Goal of the exercise:
All lines that hold the string "contra" should be copied. Find them in the listing below.

Records provided:
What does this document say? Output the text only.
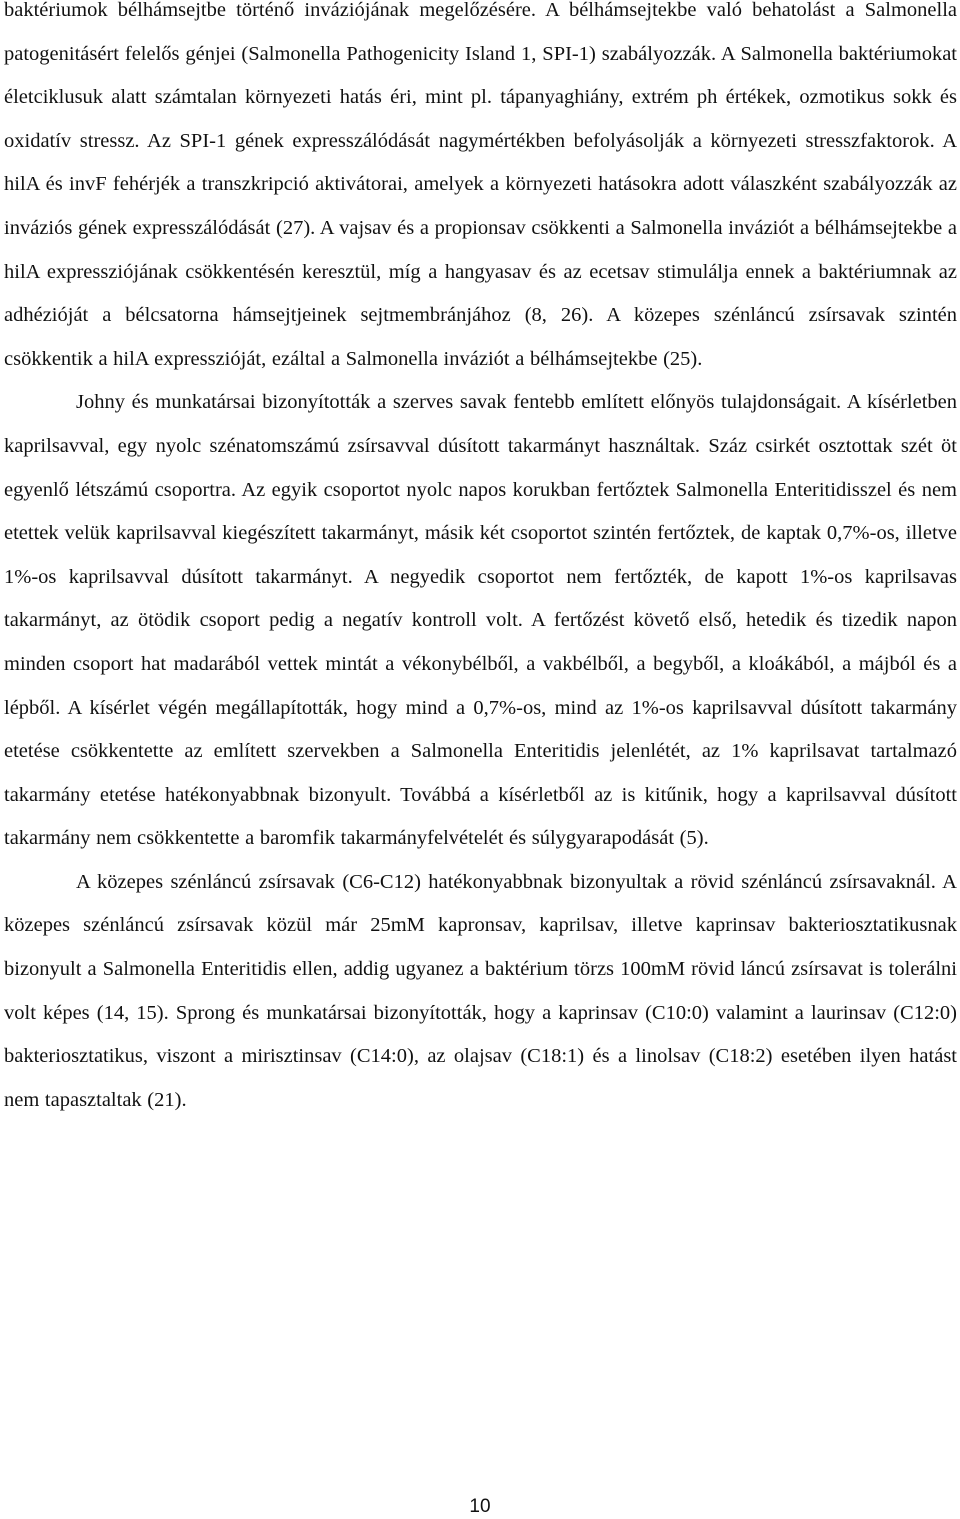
baktériumok bélhámsejtbe történő inváziójának megelőzésére. A bélhámsejtekbe való behatolást a Salmonella patogenitásért felelős génjei (Salmonella Pathogenicity Island 1, SPI-1) szabályozzák. A Salmonella baktériumokat életciklusuk alatt számtalan környezeti hatás éri, mint pl. tápanyaghiány, extrém ph értékek, ozmotikus sokk és oxidatív stressz. Az SPI-1 gének expresszálódását nagymértékben befolyásolják a környezeti stresszfaktorok. A hilA és invF fehérjék a transzkripció aktivátorai, amelyek a környezeti hatásokra adott válaszként szabályozzák az inváziós gének expresszálódását (27). A vajsav és a propionsav csökkenti a Salmonella inváziót a bélhámsejtekbe a hilA expressziójának csökkentésén keresztül, míg a hangyasav és az ecetsav stimulálja ennek a baktériumnak az adhézióját a bélcsatorna hámsejtjeinek sejtmembránjához (8, 26). A közepes szénláncú zsírsavak szintén csökkentik a hilA expresszióját, ezáltal a Salmonella inváziót a bélhámsejtekbe (25).

Johny és munkatársai bizonyították a szerves savak fentebb említett előnyös tulajdonságait. A kísérletben kaprilsavval, egy nyolc szénatomszámú zsírsavval dúsított takarmányt használtak. Száz csirkét osztottak szét öt egyenlő létszámú csoportra. Az egyik csoportot nyolc napos korukban fertőztek Salmonella Enteritidisszel és nem etettek velük kaprilsavval kiegészített takarmányt, másik két csoportot szintén fertőztek, de kaptak 0,7%-os, illetve 1%-os kaprilsavval dúsított takarmányt. A negyedik csoportot nem fertőzték, de kapott 1%-os kaprilsavas takarmányt, az ötödik csoport pedig a negatív kontroll volt. A fertőzést követő első, hetedik és tizedik napon minden csoport hat madarából vettek mintát a vékonybélből, a vakbélből, a begyből, a kloákából, a májból és a lépből. A kísérlet végén megállapították, hogy mind a 0,7%-os, mind az 1%-os kaprilsavval dúsított takarmány etetése csökkentette az említett szervekben a Salmonella Enteritidis jelenlétét, az 1% kaprilsavat tartalmazó takarmány etetése hatékonyabbnak bizonyult. Továbbá a kísérletből az is kitűnik, hogy a kaprilsavval dúsított takarmány nem csökkentette a baromfik takarmányfelvételét és súlygyarapodását (5).

A közepes szénláncú zsírsavak (C6-C12) hatékonyabbnak bizonyultak a rövid szénláncú zsírsavaknál. A közepes szénláncú zsírsavak közül már 25mM kapronsav, kaprilsav, illetve kaprinsav bakteriosztatikusnak bizonyult a Salmonella Enteritidis ellen, addig ugyanez a baktérium törzs 100mM rövid láncú zsírsavat is tolerálni volt képes (14, 15). Sprong és munkatársai bizonyították, hogy a kaprinsav (C10:0) valamint a laurinsav (C12:0) bakteriosztatikus, viszont a mirisztinsav (C14:0), az olajsav (C18:1) és a linolsav (C18:2) esetében ilyen hatást nem tapasztaltak (21).

10
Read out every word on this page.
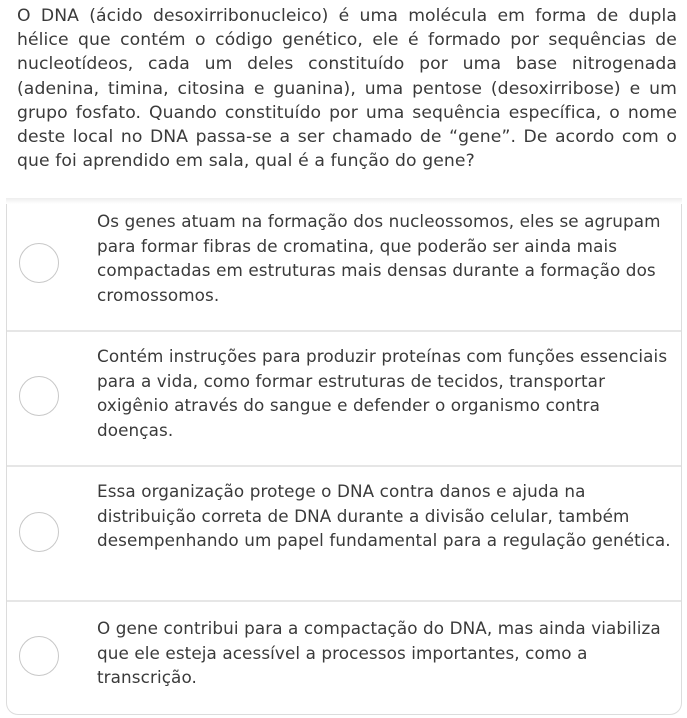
O DNA (ácido desoxirribonucleico) é uma molécula em forma de dupla hélice que contém o código genético, ele é formado por sequências de nucleotídeos, cada um deles constituído por uma base nitrogenada (adenina, timina, citosina e guanina), uma pentose (desoxirribose) e um grupo fosfato. Quando constituído por uma sequência específica, o nome deste local no DNA passa-se a ser chamado de “gene”. De acordo com o que foi aprendido em sala, qual é a função do gene?
Os genes atuam na formação dos nucleossomos, eles se agrupam para formar fibras de cromatina, que poderão ser ainda mais compactadas em estruturas mais densas durante a formação dos cromossomos.
Contém instruções para produzir proteínas com funções essenciais para a vida, como formar estruturas de tecidos, transportar oxigênio através do sangue e defender o organismo contra doenças.
Essa organização protege o DNA contra danos e ajuda na distribuição correta de DNA durante a divisão celular, também desempenhando um papel fundamental para a regulação genética.
O gene contribui para a compactação do DNA, mas ainda viabiliza que ele esteja acessível a processos importantes, como a transcrição.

Answer to this problem:
Contém instruções para produzir proteínas com funções essenciais para a vida, como formar estruturas de tecidos, transportar oxigênio através do sangue e defender o organismo contra doenças.
Essa organização protege o DNA contra danos e ajuda na distribuição correta de DNA durante a divisão celular, também desempenhando um papel fundamental para a regulação genética.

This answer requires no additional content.